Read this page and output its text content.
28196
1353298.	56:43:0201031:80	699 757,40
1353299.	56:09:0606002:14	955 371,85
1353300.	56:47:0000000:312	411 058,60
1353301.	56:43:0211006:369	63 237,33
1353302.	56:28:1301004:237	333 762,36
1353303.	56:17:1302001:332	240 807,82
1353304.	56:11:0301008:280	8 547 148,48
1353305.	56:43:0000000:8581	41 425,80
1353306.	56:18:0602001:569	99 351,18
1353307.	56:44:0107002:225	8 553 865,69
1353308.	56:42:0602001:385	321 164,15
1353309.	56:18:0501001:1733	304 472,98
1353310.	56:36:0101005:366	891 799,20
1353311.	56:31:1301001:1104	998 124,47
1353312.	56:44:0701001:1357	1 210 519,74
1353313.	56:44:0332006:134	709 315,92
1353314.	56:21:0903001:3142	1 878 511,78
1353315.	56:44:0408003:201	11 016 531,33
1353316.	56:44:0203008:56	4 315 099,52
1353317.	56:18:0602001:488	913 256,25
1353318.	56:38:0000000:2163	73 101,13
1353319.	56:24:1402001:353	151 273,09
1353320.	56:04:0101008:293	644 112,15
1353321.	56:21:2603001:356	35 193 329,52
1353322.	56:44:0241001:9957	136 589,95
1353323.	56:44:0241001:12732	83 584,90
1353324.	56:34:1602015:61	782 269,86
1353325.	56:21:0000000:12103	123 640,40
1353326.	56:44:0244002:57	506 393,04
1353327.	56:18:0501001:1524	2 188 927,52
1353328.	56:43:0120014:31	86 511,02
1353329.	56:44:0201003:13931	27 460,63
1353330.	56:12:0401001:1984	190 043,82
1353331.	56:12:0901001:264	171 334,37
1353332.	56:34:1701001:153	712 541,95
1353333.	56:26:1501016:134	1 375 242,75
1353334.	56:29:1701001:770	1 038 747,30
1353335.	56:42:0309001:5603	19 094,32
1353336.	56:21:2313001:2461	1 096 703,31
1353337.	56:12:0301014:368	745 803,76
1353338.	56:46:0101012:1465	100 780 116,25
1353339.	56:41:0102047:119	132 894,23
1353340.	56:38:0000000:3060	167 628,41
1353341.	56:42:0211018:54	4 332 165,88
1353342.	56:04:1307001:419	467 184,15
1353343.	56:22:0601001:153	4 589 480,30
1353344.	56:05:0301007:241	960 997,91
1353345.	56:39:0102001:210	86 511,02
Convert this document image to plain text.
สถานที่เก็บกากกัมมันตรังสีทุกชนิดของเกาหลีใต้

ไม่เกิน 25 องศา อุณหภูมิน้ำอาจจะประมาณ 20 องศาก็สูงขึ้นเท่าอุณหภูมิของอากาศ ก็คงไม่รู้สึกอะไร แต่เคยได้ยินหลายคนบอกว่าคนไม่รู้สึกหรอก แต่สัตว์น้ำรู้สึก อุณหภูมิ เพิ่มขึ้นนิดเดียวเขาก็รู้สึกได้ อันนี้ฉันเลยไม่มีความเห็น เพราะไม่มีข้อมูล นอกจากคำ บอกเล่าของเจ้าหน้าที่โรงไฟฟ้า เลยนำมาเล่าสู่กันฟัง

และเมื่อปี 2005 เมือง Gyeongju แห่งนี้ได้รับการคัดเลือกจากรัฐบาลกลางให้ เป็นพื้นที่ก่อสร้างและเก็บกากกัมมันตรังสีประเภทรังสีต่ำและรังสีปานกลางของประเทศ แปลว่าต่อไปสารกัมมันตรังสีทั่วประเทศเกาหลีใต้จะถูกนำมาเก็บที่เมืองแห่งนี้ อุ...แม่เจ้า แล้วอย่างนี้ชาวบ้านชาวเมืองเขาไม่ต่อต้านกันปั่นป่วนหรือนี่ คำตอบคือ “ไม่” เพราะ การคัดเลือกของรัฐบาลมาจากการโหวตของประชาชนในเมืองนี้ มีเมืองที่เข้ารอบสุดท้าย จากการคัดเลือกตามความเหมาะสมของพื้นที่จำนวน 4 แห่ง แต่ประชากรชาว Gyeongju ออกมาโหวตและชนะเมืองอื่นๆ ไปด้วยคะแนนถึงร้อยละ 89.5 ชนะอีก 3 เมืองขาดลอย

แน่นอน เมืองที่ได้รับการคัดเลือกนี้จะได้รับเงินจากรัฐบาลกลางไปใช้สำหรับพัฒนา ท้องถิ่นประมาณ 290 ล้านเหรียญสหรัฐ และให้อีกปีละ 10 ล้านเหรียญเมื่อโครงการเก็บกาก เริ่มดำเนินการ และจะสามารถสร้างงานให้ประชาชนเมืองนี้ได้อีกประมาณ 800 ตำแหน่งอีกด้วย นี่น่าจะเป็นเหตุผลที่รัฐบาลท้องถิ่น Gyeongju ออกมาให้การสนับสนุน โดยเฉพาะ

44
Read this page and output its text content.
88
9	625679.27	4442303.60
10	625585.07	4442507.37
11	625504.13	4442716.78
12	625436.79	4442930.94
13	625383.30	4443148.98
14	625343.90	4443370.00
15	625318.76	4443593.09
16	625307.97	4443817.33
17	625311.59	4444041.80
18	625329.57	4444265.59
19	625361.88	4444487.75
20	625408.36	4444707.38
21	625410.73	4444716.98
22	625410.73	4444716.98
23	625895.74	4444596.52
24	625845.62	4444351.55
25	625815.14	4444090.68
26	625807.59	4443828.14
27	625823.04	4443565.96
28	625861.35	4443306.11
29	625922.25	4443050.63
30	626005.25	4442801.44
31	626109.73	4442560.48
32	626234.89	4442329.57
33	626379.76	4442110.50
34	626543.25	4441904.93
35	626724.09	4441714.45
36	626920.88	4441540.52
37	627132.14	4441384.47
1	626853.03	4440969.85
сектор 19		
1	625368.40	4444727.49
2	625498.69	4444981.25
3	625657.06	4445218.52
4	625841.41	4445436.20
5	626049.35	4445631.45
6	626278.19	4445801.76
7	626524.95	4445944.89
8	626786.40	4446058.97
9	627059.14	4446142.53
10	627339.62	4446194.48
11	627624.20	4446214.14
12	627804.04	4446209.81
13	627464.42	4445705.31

WRITTEN TASK: Please copy out each record, character for character.

RESULT OF THE TASK:
Read this page and output its text content.
28196
1353298.	56:43:0201031:80	699 757,40
1353299.	56:09:0606002:14	955 371,85
1353300.	56:47:0000000:312	411 058,60
1353301.	56:43:0211006:369	63 237,33
1353302.	56:28:1301004:237	333 762,36
1353303.	56:17:1302001:332	240 807,82
1353304.	56:11:0301008:280	8 547 148,48
1353305.	56:43:0000000:8581	41 425,80
1353306.	56:18:0602001:569	99 351,18
1353307.	56:44:0107002:225	8 553 865,69
1353308.	56:42:0602001:385	321 164,15
1353309.	56:18:0501001:1733	304 472,98
1353310.	56:36:0101005:366	891 799,20
1353311.	56:31:1301001:1104	998 124,47
1353312.	56:44:0701001:1357	1 210 519,74
1353313.	56:44:0332006:134	709 315,92
1353314.	56:21:0903001:3142	1 878 511,78
1353315.	56:44:0408003:201	11 016 531,33
1353316.	56:44:0203008:56	4 315 099,52
1353317.	56:18:0602001:488	913 256,25
1353318.	56:38:0000000:2163	73 101,13
1353319.	56:24:1402001:353	151 273,09
1353320.	56:04:0101008:293	644 112,15
1353321.	56:21:2603001:356	35 193 329,52
1353322.	56:44:0241001:9957	136 589,95
1353323.	56:44:0241001:12732	83 584,90
1353324.	56:34:1602015:61	782 269,86
1353325.	56:21:0000000:12103	123 640,40
1353326.	56:44:0244002:57	506 393,04
1353327.	56:18:0501001:1524	2 188 927,52
1353328.	56:43:0120014:31	86 511,02
1353329.	56:44:0201003:13931	27 460,63
1353330.	56:12:0401001:1984	190 043,82
1353331.	56:12:0901001:264	171 334,37
1353332.	56:34:1701001:153	712 541,95
1353333.	56:26:1501016:134	1 375 242,75
1353334.	56:29:1701001:770	1 038 747,30
1353335.	56:42:0309001:5603	19 094,32
1353336.	56:21:2313001:2461	1 096 703,31
1353337.	56:12:0301014:368	745 803,76
1353338.	56:46:0101012:1465	100 780 116,25
1353339.	56:41:0102047:119	132 894,23
1353340.	56:38:0000000:3060	167 628,41
1353341.	56:42:0211018:54	4 332 165,88
1353342.	56:04:1307001:419	467 184,15
1353343.	56:22:0601001:153	4 589 480,30
1353344.	56:05:0301007:241	960 997,91
1353345.	56:39:0102001:210	86 511,02
Convert this document image to plain text.
สถานที่เก็บกากกัมมันตรังสีทุกชนิดของเกาหลีใต้

ไม่เกิน 25 องศา อุณหภูมิน้ำอาจจะประมาณ 20 องศาก็สูงขึ้นเท่าอุณหภูมิของอากาศ ก็คงไม่รู้สึกอะไร แต่เคยได้ยินหลายคนบอกว่าคนไม่รู้สึกหรอก แต่สัตว์น้ำรู้สึก อุณหภูมิ เพิ่มขึ้นนิดเดียวเขาก็รู้สึกได้ อันนี้ฉันเลยไม่มีความเห็น เพราะไม่มีข้อมูล นอกจากคำ บอกเล่าของเจ้าหน้าที่โรงไฟฟ้า เลยนำมาเล่าสู่กันฟัง

และเมื่อปี 2005 เมือง Gyeongju แห่งนี้ได้รับการคัดเลือกจากรัฐบาลกลางให้ เป็นพื้นที่ก่อสร้างและเก็บกากกัมมันตรังสีประเภทรังสีต่ำและรังสีปานกลางของประเทศ แปลว่าต่อไปสารกัมมันตรังสีทั่วประเทศเกาหลีใต้จะถูกนำมาเก็บที่เมืองแห่งนี้ อุ...แม่เจ้า แล้วอย่างนี้ชาวบ้านชาวเมืองเขาไม่ต่อต้านกันปั่นป่วนหรือนี่ คำตอบคือ “ไม่” เพราะ การคัดเลือกของรัฐบาลมาจากการโหวตของประชาชนในเมืองนี้ มีเมืองที่เข้ารอบสุดท้าย จากการคัดเลือกตามความเหมาะสมของพื้นที่จำนวน 4 แห่ง แต่ประชากรชาว Gyeongju ออกมาโหวตและชนะเมืองอื่นๆ ไปด้วยคะแนนถึงร้อยละ 89.5 ชนะอีก 3 เมืองขาดลอย

แน่นอน เมืองที่ได้รับการคัดเลือกนี้จะได้รับเงินจากรัฐบาลกลางไปใช้สำหรับพัฒนา ท้องถิ่นประมาณ 290 ล้านเหรียญสหรัฐ และให้อีกปีละ 10 ล้านเหรียญเมื่อโครงการเก็บกาก เริ่มดำเนินการ และจะสามารถสร้างงานให้ประชาชนเมืองนี้ได้อีกประมาณ 800 ตำแหน่งอีกด้วย นี่น่าจะเป็นเหตุผลที่รัฐบาลท้องถิ่น Gyeongju ออกมาให้การสนับสนุน โดยเฉพาะ

44
Read this page and output its text content.
88
9	625679.27	4442303.60
10	625585.07	4442507.37
11	625504.13	4442716.78
12	625436.79	4442930.94
13	625383.30	4443148.98
14	625343.90	4443370.00
15	625318.76	4443593.09
16	625307.97	4443817.33
17	625311.59	4444041.80
18	625329.57	4444265.59
19	625361.88	4444487.75
20	625408.36	4444707.38
21	625410.73	4444716.98
22	625410.73	4444716.98
23	625895.74	4444596.52
24	625845.62	4444351.55
25	625815.14	4444090.68
26	625807.59	4443828.14
27	625823.04	4443565.96
28	625861.35	4443306.11
29	625922.25	4443050.63
30	626005.25	4442801.44
31	626109.73	4442560.48
32	626234.89	4442329.57
33	626379.76	4442110.50
34	626543.25	4441904.93
35	626724.09	4441714.45
36	626920.88	4441540.52
37	627132.14	4441384.47
1	626853.03	4440969.85
сектор 19		
1	625368.40	4444727.49
2	625498.69	4444981.25
3	625657.06	4445218.52
4	625841.41	4445436.20
5	626049.35	4445631.45
6	626278.19	4445801.76
7	626524.95	4445944.89
8	626786.40	4446058.97
9	627059.14	4446142.53
10	627339.62	4446194.48
11	627624.20	4446214.14
12	627804.04	4446209.81
13	627464.42	4445705.31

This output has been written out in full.